## Work required
Tally up how many lines in the listing below contain the string "structured", and give only the total.

(Part of a data file)

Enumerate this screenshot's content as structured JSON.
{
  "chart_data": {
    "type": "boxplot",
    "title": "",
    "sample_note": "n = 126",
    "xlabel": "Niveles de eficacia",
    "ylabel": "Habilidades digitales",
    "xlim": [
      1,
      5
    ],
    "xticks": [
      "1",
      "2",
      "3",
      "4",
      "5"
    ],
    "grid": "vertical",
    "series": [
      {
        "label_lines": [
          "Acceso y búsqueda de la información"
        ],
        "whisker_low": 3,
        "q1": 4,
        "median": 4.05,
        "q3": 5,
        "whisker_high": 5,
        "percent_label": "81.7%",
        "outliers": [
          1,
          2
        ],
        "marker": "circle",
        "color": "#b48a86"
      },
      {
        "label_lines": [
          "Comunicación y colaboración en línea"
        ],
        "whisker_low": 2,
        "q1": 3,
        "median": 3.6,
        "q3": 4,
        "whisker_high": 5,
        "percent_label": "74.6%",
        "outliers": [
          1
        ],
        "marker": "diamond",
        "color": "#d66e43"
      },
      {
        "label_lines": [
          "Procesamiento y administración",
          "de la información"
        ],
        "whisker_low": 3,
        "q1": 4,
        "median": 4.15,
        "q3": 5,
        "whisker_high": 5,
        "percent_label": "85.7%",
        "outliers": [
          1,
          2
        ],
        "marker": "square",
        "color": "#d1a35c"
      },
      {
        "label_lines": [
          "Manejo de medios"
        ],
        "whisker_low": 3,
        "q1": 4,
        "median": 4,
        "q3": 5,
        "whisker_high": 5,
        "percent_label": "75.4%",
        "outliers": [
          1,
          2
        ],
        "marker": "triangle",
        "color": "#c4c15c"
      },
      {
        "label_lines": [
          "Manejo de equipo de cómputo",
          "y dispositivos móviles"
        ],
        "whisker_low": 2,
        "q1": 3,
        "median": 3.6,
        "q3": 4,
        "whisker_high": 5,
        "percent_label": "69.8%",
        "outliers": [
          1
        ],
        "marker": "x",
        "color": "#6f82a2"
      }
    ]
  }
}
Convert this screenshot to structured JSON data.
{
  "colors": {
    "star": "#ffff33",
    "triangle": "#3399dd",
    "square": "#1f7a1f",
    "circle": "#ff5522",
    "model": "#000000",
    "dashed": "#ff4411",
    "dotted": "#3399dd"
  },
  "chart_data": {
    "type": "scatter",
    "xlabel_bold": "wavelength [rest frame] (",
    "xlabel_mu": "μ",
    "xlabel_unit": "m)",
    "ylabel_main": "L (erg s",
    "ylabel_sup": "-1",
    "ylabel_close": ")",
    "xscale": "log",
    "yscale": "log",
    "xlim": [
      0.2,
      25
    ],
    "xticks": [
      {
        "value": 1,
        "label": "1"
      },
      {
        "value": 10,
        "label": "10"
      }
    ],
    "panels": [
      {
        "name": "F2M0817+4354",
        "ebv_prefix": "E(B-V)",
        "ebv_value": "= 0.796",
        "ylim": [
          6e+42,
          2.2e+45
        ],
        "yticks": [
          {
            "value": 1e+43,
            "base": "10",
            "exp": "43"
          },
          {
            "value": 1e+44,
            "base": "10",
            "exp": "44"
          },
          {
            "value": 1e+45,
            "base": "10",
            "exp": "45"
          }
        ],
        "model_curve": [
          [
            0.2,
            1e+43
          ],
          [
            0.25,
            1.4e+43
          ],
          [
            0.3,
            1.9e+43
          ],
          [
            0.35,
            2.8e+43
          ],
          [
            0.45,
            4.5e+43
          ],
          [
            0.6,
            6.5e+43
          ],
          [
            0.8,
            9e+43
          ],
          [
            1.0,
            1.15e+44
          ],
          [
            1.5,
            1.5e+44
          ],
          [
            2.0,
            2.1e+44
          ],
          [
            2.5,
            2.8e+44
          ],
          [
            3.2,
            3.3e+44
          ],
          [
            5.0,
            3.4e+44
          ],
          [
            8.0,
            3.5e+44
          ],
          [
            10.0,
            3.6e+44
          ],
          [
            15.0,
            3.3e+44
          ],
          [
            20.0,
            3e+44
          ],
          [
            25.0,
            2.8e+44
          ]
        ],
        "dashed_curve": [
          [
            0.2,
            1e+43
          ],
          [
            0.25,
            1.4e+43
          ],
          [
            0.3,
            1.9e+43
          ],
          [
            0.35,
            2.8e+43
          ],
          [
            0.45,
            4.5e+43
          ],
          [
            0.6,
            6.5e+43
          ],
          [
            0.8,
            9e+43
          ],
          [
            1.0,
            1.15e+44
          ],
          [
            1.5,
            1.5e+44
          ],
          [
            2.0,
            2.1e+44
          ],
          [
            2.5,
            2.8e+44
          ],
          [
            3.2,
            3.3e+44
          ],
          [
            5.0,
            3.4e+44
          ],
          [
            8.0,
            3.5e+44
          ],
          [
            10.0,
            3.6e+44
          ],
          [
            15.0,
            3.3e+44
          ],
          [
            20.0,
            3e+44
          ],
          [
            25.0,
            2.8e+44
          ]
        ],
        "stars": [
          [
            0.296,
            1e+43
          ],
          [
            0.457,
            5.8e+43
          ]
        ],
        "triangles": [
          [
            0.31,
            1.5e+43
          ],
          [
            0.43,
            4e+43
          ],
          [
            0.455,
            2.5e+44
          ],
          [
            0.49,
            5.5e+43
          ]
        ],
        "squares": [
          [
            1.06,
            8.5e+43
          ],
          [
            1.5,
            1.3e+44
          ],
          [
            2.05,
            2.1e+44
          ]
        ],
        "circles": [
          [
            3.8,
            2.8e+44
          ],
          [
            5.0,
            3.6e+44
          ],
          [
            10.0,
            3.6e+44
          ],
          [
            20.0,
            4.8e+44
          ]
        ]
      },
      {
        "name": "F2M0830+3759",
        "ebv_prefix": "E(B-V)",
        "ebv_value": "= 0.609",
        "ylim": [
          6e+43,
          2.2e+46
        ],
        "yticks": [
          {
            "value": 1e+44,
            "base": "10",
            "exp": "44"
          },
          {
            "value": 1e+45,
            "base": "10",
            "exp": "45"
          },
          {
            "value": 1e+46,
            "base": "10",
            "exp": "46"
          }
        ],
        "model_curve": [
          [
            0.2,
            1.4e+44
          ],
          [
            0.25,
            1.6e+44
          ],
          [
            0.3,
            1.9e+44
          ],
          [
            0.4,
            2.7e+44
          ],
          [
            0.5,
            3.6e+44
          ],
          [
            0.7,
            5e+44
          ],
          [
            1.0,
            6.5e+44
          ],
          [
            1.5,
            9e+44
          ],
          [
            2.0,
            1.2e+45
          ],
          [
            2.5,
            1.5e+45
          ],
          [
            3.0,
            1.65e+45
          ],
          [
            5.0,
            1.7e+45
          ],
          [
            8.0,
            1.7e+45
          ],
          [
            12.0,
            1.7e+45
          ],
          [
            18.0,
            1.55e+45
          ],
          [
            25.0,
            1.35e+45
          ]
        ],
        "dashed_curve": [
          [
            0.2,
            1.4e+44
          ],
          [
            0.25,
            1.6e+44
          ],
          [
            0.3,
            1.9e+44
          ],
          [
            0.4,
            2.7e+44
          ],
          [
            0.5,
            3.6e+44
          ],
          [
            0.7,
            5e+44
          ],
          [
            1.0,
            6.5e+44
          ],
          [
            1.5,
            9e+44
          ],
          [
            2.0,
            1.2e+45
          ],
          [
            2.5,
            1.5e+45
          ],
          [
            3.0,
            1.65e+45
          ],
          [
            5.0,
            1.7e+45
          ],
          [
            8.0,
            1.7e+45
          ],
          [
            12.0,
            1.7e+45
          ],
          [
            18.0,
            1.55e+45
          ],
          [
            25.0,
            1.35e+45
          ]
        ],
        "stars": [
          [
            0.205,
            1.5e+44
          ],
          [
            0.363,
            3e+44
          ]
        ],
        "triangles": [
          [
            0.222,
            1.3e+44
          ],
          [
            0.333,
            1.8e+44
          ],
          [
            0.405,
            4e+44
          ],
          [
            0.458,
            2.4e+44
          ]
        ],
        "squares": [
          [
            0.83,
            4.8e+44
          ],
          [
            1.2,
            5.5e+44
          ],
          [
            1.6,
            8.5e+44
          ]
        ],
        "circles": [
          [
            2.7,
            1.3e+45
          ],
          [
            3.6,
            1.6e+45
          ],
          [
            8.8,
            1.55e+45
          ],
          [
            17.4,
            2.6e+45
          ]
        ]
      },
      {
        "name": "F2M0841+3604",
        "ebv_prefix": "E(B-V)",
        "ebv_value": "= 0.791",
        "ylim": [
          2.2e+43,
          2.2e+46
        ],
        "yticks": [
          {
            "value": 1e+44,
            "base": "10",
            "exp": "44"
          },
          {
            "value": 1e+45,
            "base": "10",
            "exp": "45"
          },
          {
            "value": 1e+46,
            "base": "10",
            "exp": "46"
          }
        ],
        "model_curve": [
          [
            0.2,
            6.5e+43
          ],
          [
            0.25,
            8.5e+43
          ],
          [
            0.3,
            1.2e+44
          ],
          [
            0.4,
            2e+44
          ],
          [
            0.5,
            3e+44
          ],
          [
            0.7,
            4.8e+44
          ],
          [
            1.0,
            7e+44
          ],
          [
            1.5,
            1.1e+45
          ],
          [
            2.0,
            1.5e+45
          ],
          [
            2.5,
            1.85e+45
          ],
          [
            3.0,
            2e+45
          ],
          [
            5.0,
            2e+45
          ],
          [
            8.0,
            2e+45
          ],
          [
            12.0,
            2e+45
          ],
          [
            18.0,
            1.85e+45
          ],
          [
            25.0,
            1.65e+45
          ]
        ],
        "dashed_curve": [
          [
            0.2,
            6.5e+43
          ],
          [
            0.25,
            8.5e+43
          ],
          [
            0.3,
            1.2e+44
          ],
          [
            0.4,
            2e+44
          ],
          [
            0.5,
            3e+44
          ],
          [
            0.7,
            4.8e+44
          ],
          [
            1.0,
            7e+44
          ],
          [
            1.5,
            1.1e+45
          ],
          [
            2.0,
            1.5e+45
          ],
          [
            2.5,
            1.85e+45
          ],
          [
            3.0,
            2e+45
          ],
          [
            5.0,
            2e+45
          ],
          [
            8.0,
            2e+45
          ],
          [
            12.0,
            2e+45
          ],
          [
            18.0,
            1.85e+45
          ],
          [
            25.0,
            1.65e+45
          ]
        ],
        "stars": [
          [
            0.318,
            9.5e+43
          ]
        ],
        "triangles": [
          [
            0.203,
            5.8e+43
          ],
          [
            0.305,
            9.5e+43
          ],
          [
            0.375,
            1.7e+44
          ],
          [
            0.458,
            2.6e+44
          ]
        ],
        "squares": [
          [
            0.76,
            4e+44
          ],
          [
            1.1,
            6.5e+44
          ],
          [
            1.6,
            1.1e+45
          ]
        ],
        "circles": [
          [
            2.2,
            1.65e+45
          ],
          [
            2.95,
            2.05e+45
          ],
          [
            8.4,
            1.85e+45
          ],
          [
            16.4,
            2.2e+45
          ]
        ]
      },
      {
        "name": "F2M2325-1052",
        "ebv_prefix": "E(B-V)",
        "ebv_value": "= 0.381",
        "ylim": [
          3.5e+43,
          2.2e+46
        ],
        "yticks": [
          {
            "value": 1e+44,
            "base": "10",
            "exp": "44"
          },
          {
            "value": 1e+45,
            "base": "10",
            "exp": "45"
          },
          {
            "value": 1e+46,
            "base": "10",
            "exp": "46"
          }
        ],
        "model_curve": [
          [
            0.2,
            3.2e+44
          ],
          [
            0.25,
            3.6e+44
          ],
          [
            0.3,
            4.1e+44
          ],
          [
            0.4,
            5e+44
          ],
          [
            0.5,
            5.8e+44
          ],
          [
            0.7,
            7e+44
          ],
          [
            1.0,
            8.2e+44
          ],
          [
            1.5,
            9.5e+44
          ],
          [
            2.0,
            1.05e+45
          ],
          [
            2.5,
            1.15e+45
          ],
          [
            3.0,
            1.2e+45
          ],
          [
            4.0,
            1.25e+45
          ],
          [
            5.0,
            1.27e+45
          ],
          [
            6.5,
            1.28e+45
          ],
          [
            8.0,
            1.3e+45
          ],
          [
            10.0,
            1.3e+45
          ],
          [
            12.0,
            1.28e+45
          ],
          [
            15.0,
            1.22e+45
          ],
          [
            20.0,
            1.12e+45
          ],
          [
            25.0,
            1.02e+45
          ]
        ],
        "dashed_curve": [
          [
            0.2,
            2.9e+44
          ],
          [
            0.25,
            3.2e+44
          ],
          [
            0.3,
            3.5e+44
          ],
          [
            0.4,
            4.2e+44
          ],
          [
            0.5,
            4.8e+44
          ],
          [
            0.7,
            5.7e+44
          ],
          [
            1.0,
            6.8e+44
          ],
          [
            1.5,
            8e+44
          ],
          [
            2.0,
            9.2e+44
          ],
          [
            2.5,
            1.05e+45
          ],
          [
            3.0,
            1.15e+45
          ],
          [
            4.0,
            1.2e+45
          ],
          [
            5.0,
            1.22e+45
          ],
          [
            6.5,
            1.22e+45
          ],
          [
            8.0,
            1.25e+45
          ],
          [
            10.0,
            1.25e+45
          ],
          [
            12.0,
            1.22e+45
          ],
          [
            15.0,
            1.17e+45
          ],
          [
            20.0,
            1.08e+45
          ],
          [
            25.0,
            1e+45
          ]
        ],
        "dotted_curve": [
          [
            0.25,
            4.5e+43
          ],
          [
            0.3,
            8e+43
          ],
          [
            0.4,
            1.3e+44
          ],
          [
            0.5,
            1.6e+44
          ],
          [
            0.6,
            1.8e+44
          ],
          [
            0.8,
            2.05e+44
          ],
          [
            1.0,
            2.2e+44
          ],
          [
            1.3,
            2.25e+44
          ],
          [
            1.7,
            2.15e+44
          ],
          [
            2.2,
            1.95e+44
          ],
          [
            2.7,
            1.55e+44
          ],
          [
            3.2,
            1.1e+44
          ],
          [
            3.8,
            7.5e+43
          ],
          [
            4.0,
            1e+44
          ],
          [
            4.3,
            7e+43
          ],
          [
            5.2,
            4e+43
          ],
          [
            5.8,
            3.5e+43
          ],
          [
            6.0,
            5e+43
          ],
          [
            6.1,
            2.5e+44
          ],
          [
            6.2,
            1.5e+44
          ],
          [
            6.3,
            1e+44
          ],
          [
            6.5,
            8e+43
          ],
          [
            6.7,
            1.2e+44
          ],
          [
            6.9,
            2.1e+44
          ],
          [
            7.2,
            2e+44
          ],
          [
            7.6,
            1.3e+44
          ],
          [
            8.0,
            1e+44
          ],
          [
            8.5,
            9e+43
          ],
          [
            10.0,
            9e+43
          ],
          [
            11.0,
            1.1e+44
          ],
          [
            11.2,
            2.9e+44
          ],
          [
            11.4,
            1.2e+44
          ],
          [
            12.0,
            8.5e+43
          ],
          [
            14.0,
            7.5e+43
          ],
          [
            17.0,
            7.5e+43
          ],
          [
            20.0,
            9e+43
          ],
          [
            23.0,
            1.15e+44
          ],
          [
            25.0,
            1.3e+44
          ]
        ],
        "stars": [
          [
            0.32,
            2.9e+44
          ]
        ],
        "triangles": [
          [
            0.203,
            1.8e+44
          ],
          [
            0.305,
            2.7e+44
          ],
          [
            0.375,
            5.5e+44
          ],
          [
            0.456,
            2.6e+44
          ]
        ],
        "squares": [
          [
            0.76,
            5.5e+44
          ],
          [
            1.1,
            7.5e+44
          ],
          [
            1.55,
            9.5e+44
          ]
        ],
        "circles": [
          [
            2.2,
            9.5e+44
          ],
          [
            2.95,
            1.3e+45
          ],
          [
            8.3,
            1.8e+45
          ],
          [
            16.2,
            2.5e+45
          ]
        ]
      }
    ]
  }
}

## Result of this exercise
2